Copy each line of the data below exactly, leaving out pictures.

· · · · ·

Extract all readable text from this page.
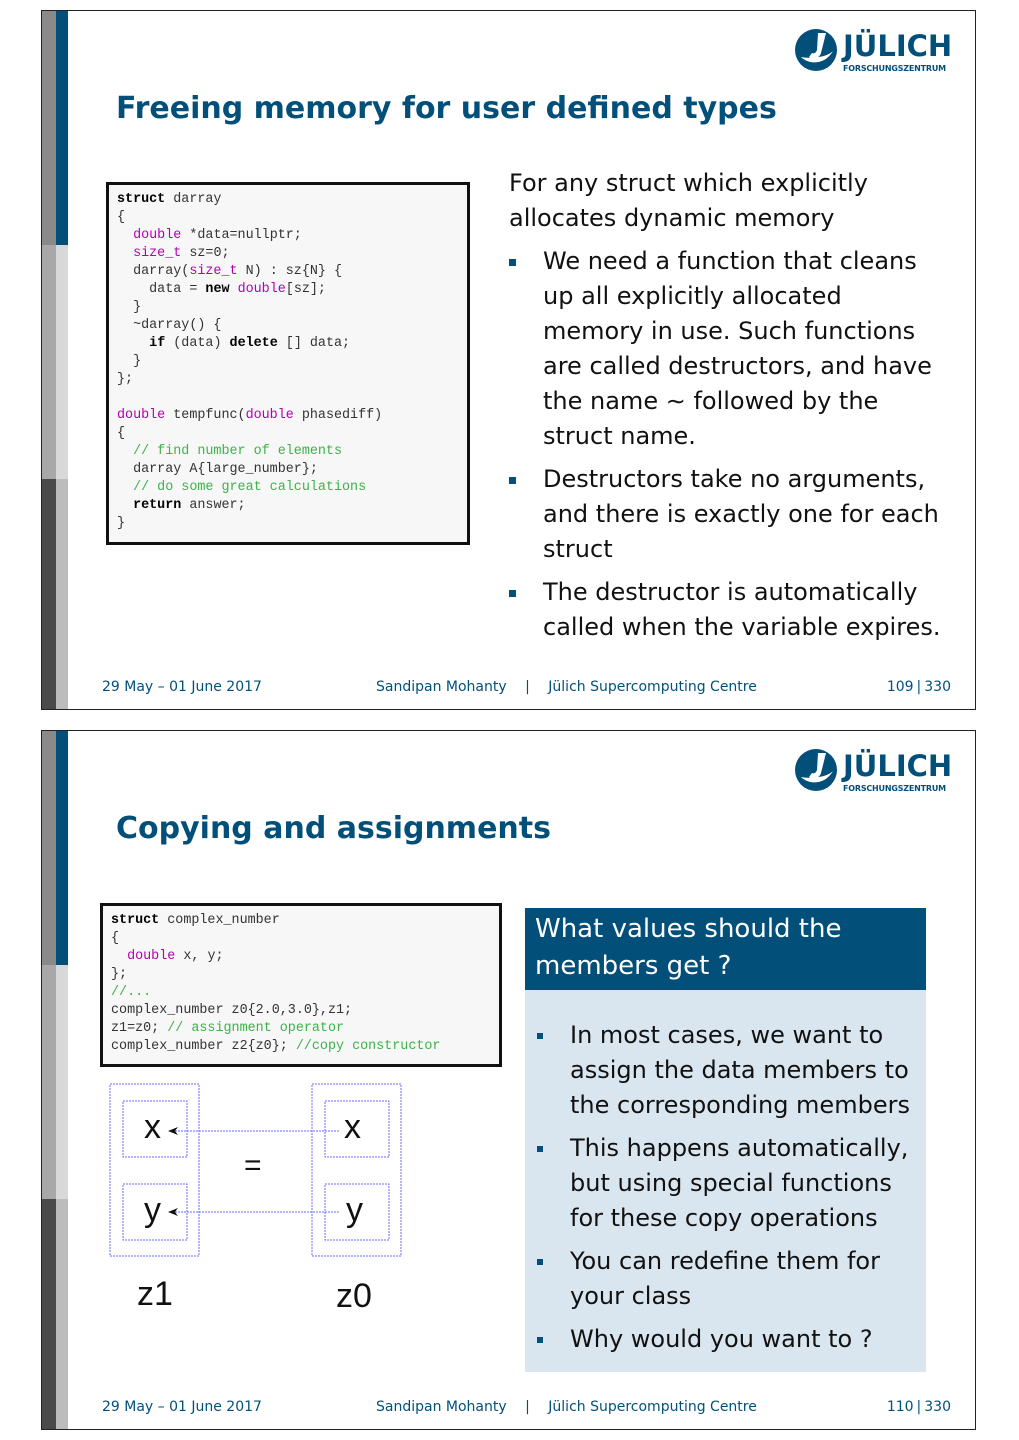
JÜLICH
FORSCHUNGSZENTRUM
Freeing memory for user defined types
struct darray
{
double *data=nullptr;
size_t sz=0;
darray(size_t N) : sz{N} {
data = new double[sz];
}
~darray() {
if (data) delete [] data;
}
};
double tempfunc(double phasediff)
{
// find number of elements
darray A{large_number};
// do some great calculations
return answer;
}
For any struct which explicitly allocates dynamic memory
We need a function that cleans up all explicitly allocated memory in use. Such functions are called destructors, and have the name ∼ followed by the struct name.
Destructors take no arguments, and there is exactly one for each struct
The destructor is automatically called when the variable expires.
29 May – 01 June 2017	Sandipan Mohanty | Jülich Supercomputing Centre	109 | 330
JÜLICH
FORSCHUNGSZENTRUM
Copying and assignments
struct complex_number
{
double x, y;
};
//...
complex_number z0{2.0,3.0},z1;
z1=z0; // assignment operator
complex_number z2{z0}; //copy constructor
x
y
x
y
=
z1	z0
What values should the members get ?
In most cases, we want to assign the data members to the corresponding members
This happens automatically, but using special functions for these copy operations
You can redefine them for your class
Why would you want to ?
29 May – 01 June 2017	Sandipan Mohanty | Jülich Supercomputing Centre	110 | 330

· · · · ·

# [COMPLETE OUTPUT]
Extract all readable text from this page.
JÜLICH
FORSCHUNGSZENTRUM
Freeing memory for user defined types
struct darray
{
double *data=nullptr;
size_t sz=0;
darray(size_t N) : sz{N} {
data = new double[sz];
}
~darray() {
if (data) delete [] data;
}
};
double tempfunc(double phasediff)
{
// find number of elements
darray A{large_number};
// do some great calculations
return answer;
}
For any struct which explicitly allocates dynamic memory
We need a function that cleans up all explicitly allocated memory in use. Such functions are called destructors, and have the name ∼ followed by the struct name.
Destructors take no arguments, and there is exactly one for each struct
The destructor is automatically called when the variable expires.
29 May – 01 June 2017	Sandipan Mohanty | Jülich Supercomputing Centre	109 | 330
JÜLICH
FORSCHUNGSZENTRUM
Copying and assignments
struct complex_number
{
double x, y;
};
//...
complex_number z0{2.0,3.0},z1;
z1=z0; // assignment operator
complex_number z2{z0}; //copy constructor
x
y
x
y
=
z1	z0
What values should the members get ?
In most cases, we want to assign the data members to the corresponding members
This happens automatically, but using special functions for these copy operations
You can redefine them for your class
Why would you want to ?
29 May – 01 June 2017	Sandipan Mohanty | Jülich Supercomputing Centre	110 | 330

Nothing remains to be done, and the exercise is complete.